>> START

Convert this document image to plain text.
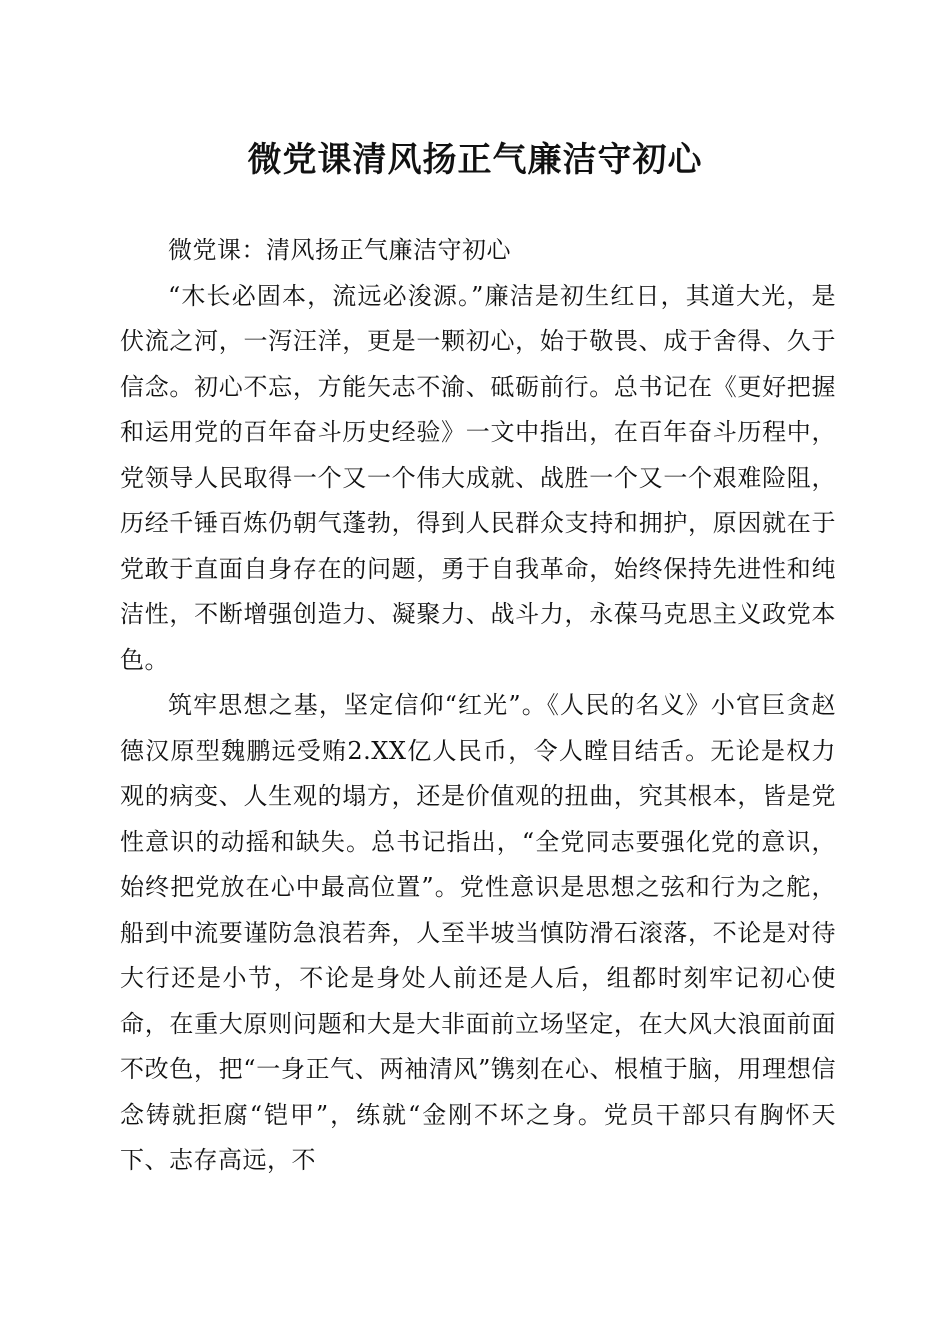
微党课清风扬正气廉洁守初心

微党课：清风扬正气廉洁守初心

“木长必固本，流远必浚源。”廉洁是初生红日，其道大光，是伏流之河，一泻汪洋，更是一颗初心，始于敬畏、成于舍得、久于信念。初心不忘，方能矢志不渝、砥砺前行。总书记在《更好把握和运用党的百年奋斗历史经验》一文中指出，在百年奋斗历程中，党领导人民取得一个又一个伟大成就、战胜一个又一个艰难险阻，历经千锤百炼仍朝气蓬勃，得到人民群众支持和拥护，原因就在于党敢于直面自身存在的问题，勇于自我革命，始终保持先进性和纯洁性，不断增强创造力、凝聚力、战斗力，永葆马克思主义政党本色。

筑牢思想之基，坚定信仰“红光”。《人民的名义》小官巨贪赵德汉原型魏鹏远受贿2.XX亿人民币，令人瞠目结舌。无论是权力观的病变、人生观的塌方，还是价值观的扭曲，究其根本，皆是党性意识的动摇和缺失。总书记指出，“全党同志要强化党的意识，始终把党放在心中最高位置”。党性意识是思想之弦和行为之舵，船到中流要谨防急浪若奔，人至半坡当慎防滑石滚落，不论是对待大行还是小节，不论是身处人前还是人后，组都时刻牢记初心使命，在重大原则问题和大是大非面前立场坚定，在大风大浪面前面不改色，把“一身正气、两袖清风”镌刻在心、根植于脑，用理想信念铸就拒腐“铠甲”，练就“金刚不坏之身。党员干部只有胸怀天下、志存高远，不
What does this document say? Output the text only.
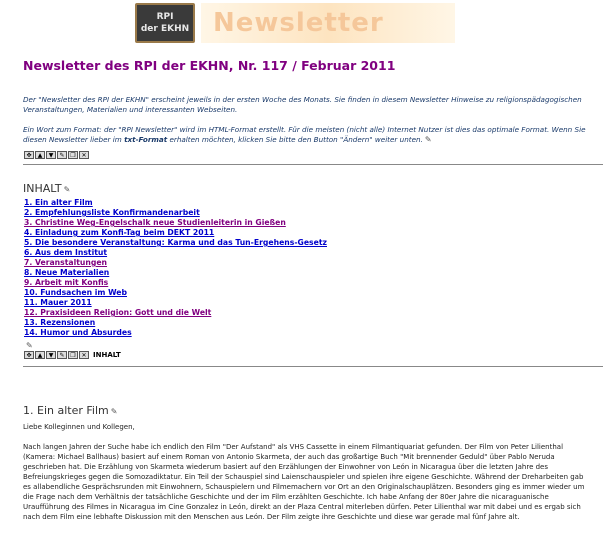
RPI
der EKHN Newsletter
Newsletter des RPI der EKHN, Nr. 117 / Februar 2011
Der "Newsletter des RPI der EKHN" erscheint jeweils in der ersten Woche des Monats. Sie finden in diesem Newsletter Hinweise zu religionspädagogischen Veranstaltungen, Materialien und interessanten Webseiten.
Ein Wort zum Format: der "RPI Newsletter" wird im HTML-Format erstellt. Für die meisten (nicht alle) Internet Nutzer ist dies das optimale Format. Wenn Sie diesen Newsletter lieber im txt-Format erhalten möchten, klicken Sie bitte den Button "Ändern" weiter unten. ✎
✥	▲	▼	✎ ❐ ✕
INHALT ✎
1. Ein alter Film
2. Empfehlungsliste Konfirmandenarbeit
3. Christine Weg-Engelschalk neue Studienleiterin in Gießen
4. Einladung zum Konfi-Tag beim DEKT 2011
5. Die besondere Veranstaltung: Karma und das Tun-Ergehens-Gesetz
6. Aus dem Institut
7. Veranstaltungen
8. Neue Materialien
9. Arbeit mit Konfis
10. Fundsachen im Web
11. Mauer 2011
12. Praxisideen Religion: Gott und die Welt
13. Rezensionen
14. Humor und Absurdes
✎
✥	▲	▼	✎ ❐ ✕ INHALT
1. Ein alter Film ✎
Liebe Kolleginnen und Kollegen,
Nach langen Jahren der Suche habe ich endlich den Film "Der Aufstand" als VHS Cassette in einem Filmantiquariat gefunden. Der Film von Peter Lilienthal (Kamera: Michael Ballhaus) basiert auf einem Roman von Antonio Skarmeta, der auch das großartige Buch "Mit brennender Geduld" über Pablo Neruda geschrieben hat. Die Erzählung von Skarmeta wiederum basiert auf den Erzählungen der Einwohner von León in Nicaragua über die letzten Jahre des Befreiungskrieges gegen die Somozadiktatur. Ein Teil der Schauspiel sind Laienschauspieler und spielen ihre eigene Geschichte. Während der Dreharbeiten gab es allabendliche Gesprächsrunden mit Einwohnern, Schauspielern und Filmemachern vor Ort an den Originalschauplätzen. Besonders ging es immer wieder um die Frage nach dem Verhältnis der tatsächliche Geschichte und der im Film erzählten Geschichte. Ich habe Anfang der 80er Jahre die nicaraguanische Uraufführung des Filmes in Nicaragua im Cine Gonzalez in León, direkt an der Plaza Central miterleben dürfen. Peter Lilienthal war mit dabei und es ergab sich nach dem Film eine lebhafte Diskussion mit den Menschen aus León. Der Film zeigte ihre Geschichte und diese war gerade mal fünf Jahre alt.
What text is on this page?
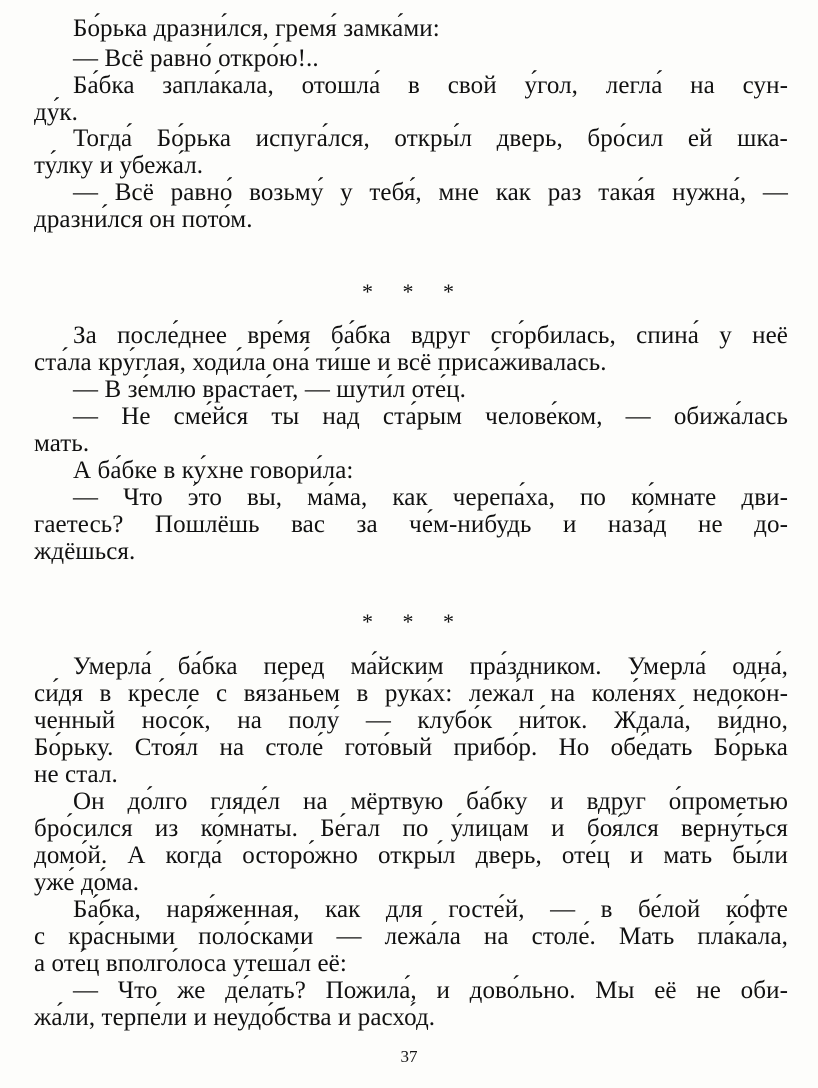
Бо́рька дразни́лся, гремя́ замка́ми:
— Всё равно́ откро́ю!..
Ба́бка запла́кала, отошла́ в свой у́гол, легла́ на сун-
ду́к.
Тогда́ Бо́рька испуга́лся, откры́л дверь, бро́сил ей шка-
ту́лку и убежа́л.
— Всё равно́ возьму́ у тебя́, мне как раз така́я нужна́, —
дразни́лся он пото́м.
* * *
За после́днее вре́мя ба́бка вдруг сго́рбилась, спина́ у неё
ста́ла кру́глая, ходи́ла она́ ти́ше и всё приса́живалась.
— В зе́млю враста́ет, — шути́л оте́ц.
— Не сме́йся ты над ста́рым челове́ком, — обижа́лась
мать.
А ба́бке в ку́хне говори́ла:
— Что э́то вы, ма́ма, как черепа́ха, по ко́мнате дви-
гаетесь? Пошлёшь вас за че́м-нибудь и наза́д не до-
ждёшься.
* * *
Умерла́ ба́бка перед ма́йским пра́здником. Умерла́ одна́,
си́дя в кре́сле с вяза́ньем в рука́х: лежа́л на коле́нях недоко́н-
ченный носо́к, на полу́ — клубо́к ни́ток. Ждала́, ви́дно,
Бо́рьку. Стоя́л на столе́ гото́вый прибо́р. Но обе́дать Бо́рька
не стал.
Он до́лго гляде́л на мёртвую ба́бку и вдруг о́прометью
бро́сился из ко́мнаты. Бе́гал по у́лицам и боя́лся верну́ться
домо́й. А когда́ осторо́жно откры́л дверь, оте́ц и мать бы́ли
уже́ до́ма.
Ба́бка, наря́женная, как для госте́й, — в бе́лой ко́фте
с кра́сными поло́сками — лежа́ла на столе́. Мать пла́кала,
а оте́ц вполго́лоса утеша́л её:
— Что же де́лать? Пожила́, и дово́льно. Мы её не оби-
жа́ли, терпе́ли и неудо́бства и расхо́д.
37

>> END

THE REQUEST: Extract every line above that contains the word "this".

WORKED SOLUTION:
Convert this document image to plain text.
What does this document say? Output the text only.
What text is on this page?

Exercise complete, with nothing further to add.